Every record must be repeated exactly, with no omission.

━━━ Entries ━━━

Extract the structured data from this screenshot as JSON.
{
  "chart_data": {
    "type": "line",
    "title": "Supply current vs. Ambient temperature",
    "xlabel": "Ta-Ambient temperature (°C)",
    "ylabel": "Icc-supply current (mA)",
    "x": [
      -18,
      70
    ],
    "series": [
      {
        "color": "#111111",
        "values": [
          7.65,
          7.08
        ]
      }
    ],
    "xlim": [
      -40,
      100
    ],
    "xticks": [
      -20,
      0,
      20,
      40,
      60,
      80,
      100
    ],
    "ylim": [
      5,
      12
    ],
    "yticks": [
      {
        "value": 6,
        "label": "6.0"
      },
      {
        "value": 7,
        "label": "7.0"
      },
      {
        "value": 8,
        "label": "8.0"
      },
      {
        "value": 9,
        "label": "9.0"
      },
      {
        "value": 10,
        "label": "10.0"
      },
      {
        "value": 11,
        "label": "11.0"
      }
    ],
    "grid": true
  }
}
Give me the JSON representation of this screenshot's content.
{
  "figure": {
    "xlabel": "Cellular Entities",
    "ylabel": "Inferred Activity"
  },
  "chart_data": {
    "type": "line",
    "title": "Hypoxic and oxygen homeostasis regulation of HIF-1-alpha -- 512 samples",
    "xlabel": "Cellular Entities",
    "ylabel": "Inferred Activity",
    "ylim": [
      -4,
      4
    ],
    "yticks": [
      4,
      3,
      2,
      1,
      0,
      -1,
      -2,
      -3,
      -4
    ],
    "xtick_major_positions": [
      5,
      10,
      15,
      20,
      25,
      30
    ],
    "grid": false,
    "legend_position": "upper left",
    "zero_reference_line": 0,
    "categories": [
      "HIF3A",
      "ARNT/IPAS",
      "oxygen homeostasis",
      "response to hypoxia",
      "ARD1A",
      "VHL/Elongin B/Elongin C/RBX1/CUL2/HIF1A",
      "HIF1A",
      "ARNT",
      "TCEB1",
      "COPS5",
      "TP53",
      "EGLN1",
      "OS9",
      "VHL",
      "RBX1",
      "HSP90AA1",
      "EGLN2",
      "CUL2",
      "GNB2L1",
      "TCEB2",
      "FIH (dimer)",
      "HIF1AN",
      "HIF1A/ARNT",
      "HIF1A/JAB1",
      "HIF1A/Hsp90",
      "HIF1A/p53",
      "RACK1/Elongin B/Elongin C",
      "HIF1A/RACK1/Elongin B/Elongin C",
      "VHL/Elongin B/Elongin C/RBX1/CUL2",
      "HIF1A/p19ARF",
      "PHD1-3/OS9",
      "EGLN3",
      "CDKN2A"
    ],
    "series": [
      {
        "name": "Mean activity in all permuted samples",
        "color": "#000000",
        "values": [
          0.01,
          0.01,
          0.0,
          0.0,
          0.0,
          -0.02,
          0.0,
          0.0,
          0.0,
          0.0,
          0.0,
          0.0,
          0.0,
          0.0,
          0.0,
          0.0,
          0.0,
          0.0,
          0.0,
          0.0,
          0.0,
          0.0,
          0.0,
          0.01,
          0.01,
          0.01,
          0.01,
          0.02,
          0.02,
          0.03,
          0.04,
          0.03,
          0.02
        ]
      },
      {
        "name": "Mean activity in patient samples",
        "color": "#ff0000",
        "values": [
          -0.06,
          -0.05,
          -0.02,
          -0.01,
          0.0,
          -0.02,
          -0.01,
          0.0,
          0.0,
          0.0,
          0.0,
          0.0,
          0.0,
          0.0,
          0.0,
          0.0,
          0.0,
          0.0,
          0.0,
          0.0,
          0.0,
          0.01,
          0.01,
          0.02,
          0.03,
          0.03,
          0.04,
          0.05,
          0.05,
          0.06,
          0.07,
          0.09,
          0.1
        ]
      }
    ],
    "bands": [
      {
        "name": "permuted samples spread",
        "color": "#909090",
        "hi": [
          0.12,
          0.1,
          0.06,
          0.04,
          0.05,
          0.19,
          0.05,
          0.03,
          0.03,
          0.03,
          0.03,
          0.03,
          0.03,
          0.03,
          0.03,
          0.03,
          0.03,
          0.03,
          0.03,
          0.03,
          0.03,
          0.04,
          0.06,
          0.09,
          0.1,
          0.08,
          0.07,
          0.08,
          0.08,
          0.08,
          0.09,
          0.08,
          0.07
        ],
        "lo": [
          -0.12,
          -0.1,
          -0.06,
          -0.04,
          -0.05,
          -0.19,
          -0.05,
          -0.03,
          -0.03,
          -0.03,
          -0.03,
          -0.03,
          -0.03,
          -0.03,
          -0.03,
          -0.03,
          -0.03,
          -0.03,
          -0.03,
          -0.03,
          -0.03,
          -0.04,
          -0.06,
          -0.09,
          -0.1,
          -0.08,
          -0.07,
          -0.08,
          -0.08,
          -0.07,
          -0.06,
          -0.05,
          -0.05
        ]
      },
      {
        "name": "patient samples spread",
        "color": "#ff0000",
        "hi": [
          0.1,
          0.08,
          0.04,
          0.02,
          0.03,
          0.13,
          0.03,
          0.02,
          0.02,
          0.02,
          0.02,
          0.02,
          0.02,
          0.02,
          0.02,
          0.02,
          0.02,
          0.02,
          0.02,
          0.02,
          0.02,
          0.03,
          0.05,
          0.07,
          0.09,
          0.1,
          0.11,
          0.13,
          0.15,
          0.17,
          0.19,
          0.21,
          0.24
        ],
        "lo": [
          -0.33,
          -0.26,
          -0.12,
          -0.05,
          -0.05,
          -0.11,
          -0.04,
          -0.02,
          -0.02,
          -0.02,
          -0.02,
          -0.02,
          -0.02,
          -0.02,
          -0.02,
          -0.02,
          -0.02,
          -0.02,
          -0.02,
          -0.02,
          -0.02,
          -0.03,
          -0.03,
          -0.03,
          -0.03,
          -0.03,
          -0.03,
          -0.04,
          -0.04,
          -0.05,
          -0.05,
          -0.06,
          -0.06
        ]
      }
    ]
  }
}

━━━

§ **The output**
Extract the structured data from this screenshot as JSON.
{
  "chart_data": {
    "type": "line",
    "title": "Supply current vs. Ambient temperature",
    "xlabel": "Ta-Ambient temperature (°C)",
    "ylabel": "Icc-supply current (mA)",
    "x": [
      -18,
      70
    ],
    "series": [
      {
        "color": "#111111",
        "values": [
          7.65,
          7.08
        ]
      }
    ],
    "xlim": [
      -40,
      100
    ],
    "xticks": [
      -20,
      0,
      20,
      40,
      60,
      80,
      100
    ],
    "ylim": [
      5,
      12
    ],
    "yticks": [
      {
        "value": 6,
        "label": "6.0"
      },
      {
        "value": 7,
        "label": "7.0"
      },
      {
        "value": 8,
        "label": "8.0"
      },
      {
        "value": 9,
        "label": "9.0"
      },
      {
        "value": 10,
        "label": "10.0"
      },
      {
        "value": 11,
        "label": "11.0"
      }
    ],
    "grid": true
  }
}
Give me the JSON representation of this screenshot's content.
{
  "figure": {
    "xlabel": "Cellular Entities",
    "ylabel": "Inferred Activity"
  },
  "chart_data": {
    "type": "line",
    "title": "Hypoxic and oxygen homeostasis regulation of HIF-1-alpha -- 512 samples",
    "xlabel": "Cellular Entities",
    "ylabel": "Inferred Activity",
    "ylim": [
      -4,
      4
    ],
    "yticks": [
      4,
      3,
      2,
      1,
      0,
      -1,
      -2,
      -3,
      -4
    ],
    "xtick_major_positions": [
      5,
      10,
      15,
      20,
      25,
      30
    ],
    "grid": false,
    "legend_position": "upper left",
    "zero_reference_line": 0,
    "categories": [
      "HIF3A",
      "ARNT/IPAS",
      "oxygen homeostasis",
      "response to hypoxia",
      "ARD1A",
      "VHL/Elongin B/Elongin C/RBX1/CUL2/HIF1A",
      "HIF1A",
      "ARNT",
      "TCEB1",
      "COPS5",
      "TP53",
      "EGLN1",
      "OS9",
      "VHL",
      "RBX1",
      "HSP90AA1",
      "EGLN2",
      "CUL2",
      "GNB2L1",
      "TCEB2",
      "FIH (dimer)",
      "HIF1AN",
      "HIF1A/ARNT",
      "HIF1A/JAB1",
      "HIF1A/Hsp90",
      "HIF1A/p53",
      "RACK1/Elongin B/Elongin C",
      "HIF1A/RACK1/Elongin B/Elongin C",
      "VHL/Elongin B/Elongin C/RBX1/CUL2",
      "HIF1A/p19ARF",
      "PHD1-3/OS9",
      "EGLN3",
      "CDKN2A"
    ],
    "series": [
      {
        "name": "Mean activity in all permuted samples",
        "color": "#000000",
        "values": [
          0.01,
          0.01,
          0.0,
          0.0,
          0.0,
          -0.02,
          0.0,
          0.0,
          0.0,
          0.0,
          0.0,
          0.0,
          0.0,
          0.0,
          0.0,
          0.0,
          0.0,
          0.0,
          0.0,
          0.0,
          0.0,
          0.0,
          0.0,
          0.01,
          0.01,
          0.01,
          0.01,
          0.02,
          0.02,
          0.03,
          0.04,
          0.03,
          0.02
        ]
      },
      {
        "name": "Mean activity in patient samples",
        "color": "#ff0000",
        "values": [
          -0.06,
          -0.05,
          -0.02,
          -0.01,
          0.0,
          -0.02,
          -0.01,
          0.0,
          0.0,
          0.0,
          0.0,
          0.0,
          0.0,
          0.0,
          0.0,
          0.0,
          0.0,
          0.0,
          0.0,
          0.0,
          0.0,
          0.01,
          0.01,
          0.02,
          0.03,
          0.03,
          0.04,
          0.05,
          0.05,
          0.06,
          0.07,
          0.09,
          0.1
        ]
      }
    ],
    "bands": [
      {
        "name": "permuted samples spread",
        "color": "#909090",
        "hi": [
          0.12,
          0.1,
          0.06,
          0.04,
          0.05,
          0.19,
          0.05,
          0.03,
          0.03,
          0.03,
          0.03,
          0.03,
          0.03,
          0.03,
          0.03,
          0.03,
          0.03,
          0.03,
          0.03,
          0.03,
          0.03,
          0.04,
          0.06,
          0.09,
          0.1,
          0.08,
          0.07,
          0.08,
          0.08,
          0.08,
          0.09,
          0.08,
          0.07
        ],
        "lo": [
          -0.12,
          -0.1,
          -0.06,
          -0.04,
          -0.05,
          -0.19,
          -0.05,
          -0.03,
          -0.03,
          -0.03,
          -0.03,
          -0.03,
          -0.03,
          -0.03,
          -0.03,
          -0.03,
          -0.03,
          -0.03,
          -0.03,
          -0.03,
          -0.03,
          -0.04,
          -0.06,
          -0.09,
          -0.1,
          -0.08,
          -0.07,
          -0.08,
          -0.08,
          -0.07,
          -0.06,
          -0.05,
          -0.05
        ]
      },
      {
        "name": "patient samples spread",
        "color": "#ff0000",
        "hi": [
          0.1,
          0.08,
          0.04,
          0.02,
          0.03,
          0.13,
          0.03,
          0.02,
          0.02,
          0.02,
          0.02,
          0.02,
          0.02,
          0.02,
          0.02,
          0.02,
          0.02,
          0.02,
          0.02,
          0.02,
          0.02,
          0.03,
          0.05,
          0.07,
          0.09,
          0.1,
          0.11,
          0.13,
          0.15,
          0.17,
          0.19,
          0.21,
          0.24
        ],
        "lo": [
          -0.33,
          -0.26,
          -0.12,
          -0.05,
          -0.05,
          -0.11,
          -0.04,
          -0.02,
          -0.02,
          -0.02,
          -0.02,
          -0.02,
          -0.02,
          -0.02,
          -0.02,
          -0.02,
          -0.02,
          -0.02,
          -0.02,
          -0.02,
          -0.02,
          -0.03,
          -0.03,
          -0.03,
          -0.03,
          -0.03,
          -0.03,
          -0.04,
          -0.04,
          -0.05,
          -0.05,
          -0.06,
          -0.06
        ]
      }
    ]
  }
}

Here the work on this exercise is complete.